-- DIRECTIVE --
The data below must be copied in full and without any change.

====== TASK INPUTS

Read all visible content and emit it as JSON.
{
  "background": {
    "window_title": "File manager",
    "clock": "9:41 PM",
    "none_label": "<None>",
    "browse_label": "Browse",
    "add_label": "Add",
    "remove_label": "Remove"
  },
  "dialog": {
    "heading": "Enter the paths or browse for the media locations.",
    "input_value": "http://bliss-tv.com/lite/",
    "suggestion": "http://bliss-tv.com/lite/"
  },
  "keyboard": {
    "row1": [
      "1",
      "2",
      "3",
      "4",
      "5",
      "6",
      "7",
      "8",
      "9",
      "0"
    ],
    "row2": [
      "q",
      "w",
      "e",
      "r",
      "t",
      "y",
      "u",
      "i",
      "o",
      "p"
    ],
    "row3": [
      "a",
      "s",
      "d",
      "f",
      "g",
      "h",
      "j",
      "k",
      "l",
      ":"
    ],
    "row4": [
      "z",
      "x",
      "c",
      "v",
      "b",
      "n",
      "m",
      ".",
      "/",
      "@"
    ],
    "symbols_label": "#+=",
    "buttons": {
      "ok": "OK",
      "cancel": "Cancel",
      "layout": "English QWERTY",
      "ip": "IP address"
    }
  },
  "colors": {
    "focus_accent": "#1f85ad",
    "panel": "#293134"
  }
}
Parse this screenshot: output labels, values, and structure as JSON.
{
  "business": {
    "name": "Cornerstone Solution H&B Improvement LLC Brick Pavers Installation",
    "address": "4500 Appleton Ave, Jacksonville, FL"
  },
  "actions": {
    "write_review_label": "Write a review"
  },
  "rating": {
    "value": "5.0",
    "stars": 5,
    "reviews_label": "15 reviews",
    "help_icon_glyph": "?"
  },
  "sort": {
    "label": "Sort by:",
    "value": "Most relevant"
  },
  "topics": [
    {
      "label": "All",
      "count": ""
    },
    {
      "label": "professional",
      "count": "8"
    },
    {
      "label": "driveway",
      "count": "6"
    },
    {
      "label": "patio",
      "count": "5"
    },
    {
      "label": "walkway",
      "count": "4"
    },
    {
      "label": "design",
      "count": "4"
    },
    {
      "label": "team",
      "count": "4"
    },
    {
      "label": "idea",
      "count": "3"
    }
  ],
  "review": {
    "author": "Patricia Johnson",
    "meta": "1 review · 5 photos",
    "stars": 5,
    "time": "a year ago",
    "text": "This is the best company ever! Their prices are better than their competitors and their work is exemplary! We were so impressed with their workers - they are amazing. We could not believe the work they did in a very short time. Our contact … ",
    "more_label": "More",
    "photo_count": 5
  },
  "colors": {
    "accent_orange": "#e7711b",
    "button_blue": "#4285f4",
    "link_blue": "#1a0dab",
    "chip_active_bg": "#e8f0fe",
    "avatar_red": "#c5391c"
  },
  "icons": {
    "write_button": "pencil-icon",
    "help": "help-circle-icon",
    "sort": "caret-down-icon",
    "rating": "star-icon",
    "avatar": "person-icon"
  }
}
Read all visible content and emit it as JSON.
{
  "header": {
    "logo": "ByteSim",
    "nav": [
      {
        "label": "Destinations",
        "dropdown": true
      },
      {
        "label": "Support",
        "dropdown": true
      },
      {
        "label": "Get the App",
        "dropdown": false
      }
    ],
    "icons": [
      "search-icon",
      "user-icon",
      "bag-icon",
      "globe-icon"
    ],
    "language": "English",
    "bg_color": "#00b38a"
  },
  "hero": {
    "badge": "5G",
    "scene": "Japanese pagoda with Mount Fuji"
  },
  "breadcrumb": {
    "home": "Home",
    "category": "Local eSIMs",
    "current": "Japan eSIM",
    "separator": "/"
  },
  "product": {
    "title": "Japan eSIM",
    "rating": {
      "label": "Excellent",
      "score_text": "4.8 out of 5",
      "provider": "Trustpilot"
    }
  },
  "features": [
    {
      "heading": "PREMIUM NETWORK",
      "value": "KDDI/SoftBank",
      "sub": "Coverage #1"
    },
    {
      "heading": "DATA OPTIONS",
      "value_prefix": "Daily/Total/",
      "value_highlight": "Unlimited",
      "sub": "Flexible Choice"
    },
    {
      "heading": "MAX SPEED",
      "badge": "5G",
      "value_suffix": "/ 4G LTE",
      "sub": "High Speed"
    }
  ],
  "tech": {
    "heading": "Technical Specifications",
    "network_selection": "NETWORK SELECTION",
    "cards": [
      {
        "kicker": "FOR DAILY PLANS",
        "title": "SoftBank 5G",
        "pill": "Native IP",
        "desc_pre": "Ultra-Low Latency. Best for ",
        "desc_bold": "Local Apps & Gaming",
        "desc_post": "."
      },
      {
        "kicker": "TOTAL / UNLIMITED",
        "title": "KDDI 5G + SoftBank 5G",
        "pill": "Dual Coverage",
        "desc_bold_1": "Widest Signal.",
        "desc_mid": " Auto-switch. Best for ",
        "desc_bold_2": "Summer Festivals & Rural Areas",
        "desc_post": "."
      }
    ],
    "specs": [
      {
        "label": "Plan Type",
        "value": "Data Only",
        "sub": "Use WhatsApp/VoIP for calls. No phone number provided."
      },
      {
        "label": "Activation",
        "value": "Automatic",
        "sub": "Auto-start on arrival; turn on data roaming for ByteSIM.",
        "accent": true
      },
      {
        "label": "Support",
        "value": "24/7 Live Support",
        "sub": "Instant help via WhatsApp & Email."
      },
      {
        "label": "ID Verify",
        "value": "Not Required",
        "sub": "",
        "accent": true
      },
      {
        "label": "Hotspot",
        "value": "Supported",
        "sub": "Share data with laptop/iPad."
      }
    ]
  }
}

============

-- ANSWER TO THE TASK --
Read all visible content and emit it as JSON.
{
  "background": {
    "window_title": "File manager",
    "clock": "9:41 PM",
    "none_label": "<None>",
    "browse_label": "Browse",
    "add_label": "Add",
    "remove_label": "Remove"
  },
  "dialog": {
    "heading": "Enter the paths or browse for the media locations.",
    "input_value": "http://bliss-tv.com/lite/",
    "suggestion": "http://bliss-tv.com/lite/"
  },
  "keyboard": {
    "row1": [
      "1",
      "2",
      "3",
      "4",
      "5",
      "6",
      "7",
      "8",
      "9",
      "0"
    ],
    "row2": [
      "q",
      "w",
      "e",
      "r",
      "t",
      "y",
      "u",
      "i",
      "o",
      "p"
    ],
    "row3": [
      "a",
      "s",
      "d",
      "f",
      "g",
      "h",
      "j",
      "k",
      "l",
      ":"
    ],
    "row4": [
      "z",
      "x",
      "c",
      "v",
      "b",
      "n",
      "m",
      ".",
      "/",
      "@"
    ],
    "symbols_label": "#+=",
    "buttons": {
      "ok": "OK",
      "cancel": "Cancel",
      "layout": "English QWERTY",
      "ip": "IP address"
    }
  },
  "colors": {
    "focus_accent": "#1f85ad",
    "panel": "#293134"
  }
}
Parse this screenshot: output labels, values, and structure as JSON.
{
  "business": {
    "name": "Cornerstone Solution H&B Improvement LLC Brick Pavers Installation",
    "address": "4500 Appleton Ave, Jacksonville, FL"
  },
  "actions": {
    "write_review_label": "Write a review"
  },
  "rating": {
    "value": "5.0",
    "stars": 5,
    "reviews_label": "15 reviews",
    "help_icon_glyph": "?"
  },
  "sort": {
    "label": "Sort by:",
    "value": "Most relevant"
  },
  "topics": [
    {
      "label": "All",
      "count": ""
    },
    {
      "label": "professional",
      "count": "8"
    },
    {
      "label": "driveway",
      "count": "6"
    },
    {
      "label": "patio",
      "count": "5"
    },
    {
      "label": "walkway",
      "count": "4"
    },
    {
      "label": "design",
      "count": "4"
    },
    {
      "label": "team",
      "count": "4"
    },
    {
      "label": "idea",
      "count": "3"
    }
  ],
  "review": {
    "author": "Patricia Johnson",
    "meta": "1 review · 5 photos",
    "stars": 5,
    "time": "a year ago",
    "text": "This is the best company ever! Their prices are better than their competitors and their work is exemplary! We were so impressed with their workers - they are amazing. We could not believe the work they did in a very short time. Our contact … ",
    "more_label": "More",
    "photo_count": 5
  },
  "colors": {
    "accent_orange": "#e7711b",
    "button_blue": "#4285f4",
    "link_blue": "#1a0dab",
    "chip_active_bg": "#e8f0fe",
    "avatar_red": "#c5391c"
  },
  "icons": {
    "write_button": "pencil-icon",
    "help": "help-circle-icon",
    "sort": "caret-down-icon",
    "rating": "star-icon",
    "avatar": "person-icon"
  }
}
Read all visible content and emit it as JSON.
{
  "header": {
    "logo": "ByteSim",
    "nav": [
      {
        "label": "Destinations",
        "dropdown": true
      },
      {
        "label": "Support",
        "dropdown": true
      },
      {
        "label": "Get the App",
        "dropdown": false
      }
    ],
    "icons": [
      "search-icon",
      "user-icon",
      "bag-icon",
      "globe-icon"
    ],
    "language": "English",
    "bg_color": "#00b38a"
  },
  "hero": {
    "badge": "5G",
    "scene": "Japanese pagoda with Mount Fuji"
  },
  "breadcrumb": {
    "home": "Home",
    "category": "Local eSIMs",
    "current": "Japan eSIM",
    "separator": "/"
  },
  "product": {
    "title": "Japan eSIM",
    "rating": {
      "label": "Excellent",
      "score_text": "4.8 out of 5",
      "provider": "Trustpilot"
    }
  },
  "features": [
    {
      "heading": "PREMIUM NETWORK",
      "value": "KDDI/SoftBank",
      "sub": "Coverage #1"
    },
    {
      "heading": "DATA OPTIONS",
      "value_prefix": "Daily/Total/",
      "value_highlight": "Unlimited",
      "sub": "Flexible Choice"
    },
    {
      "heading": "MAX SPEED",
      "badge": "5G",
      "value_suffix": "/ 4G LTE",
      "sub": "High Speed"
    }
  ],
  "tech": {
    "heading": "Technical Specifications",
    "network_selection": "NETWORK SELECTION",
    "cards": [
      {
        "kicker": "FOR DAILY PLANS",
        "title": "SoftBank 5G",
        "pill": "Native IP",
        "desc_pre": "Ultra-Low Latency. Best for ",
        "desc_bold": "Local Apps & Gaming",
        "desc_post": "."
      },
      {
        "kicker": "TOTAL / UNLIMITED",
        "title": "KDDI 5G + SoftBank 5G",
        "pill": "Dual Coverage",
        "desc_bold_1": "Widest Signal.",
        "desc_mid": " Auto-switch. Best for ",
        "desc_bold_2": "Summer Festivals & Rural Areas",
        "desc_post": "."
      }
    ],
    "specs": [
      {
        "label": "Plan Type",
        "value": "Data Only",
        "sub": "Use WhatsApp/VoIP for calls. No phone number provided."
      },
      {
        "label": "Activation",
        "value": "Automatic",
        "sub": "Auto-start on arrival; turn on data roaming for ByteSIM.",
        "accent": true
      },
      {
        "label": "Support",
        "value": "24/7 Live Support",
        "sub": "Instant help via WhatsApp & Email."
      },
      {
        "label": "ID Verify",
        "value": "Not Required",
        "sub": "",
        "accent": true
      },
      {
        "label": "Hotspot",
        "value": "Supported",
        "sub": "Share data with laptop/iPad."
      }
    ]
  }
}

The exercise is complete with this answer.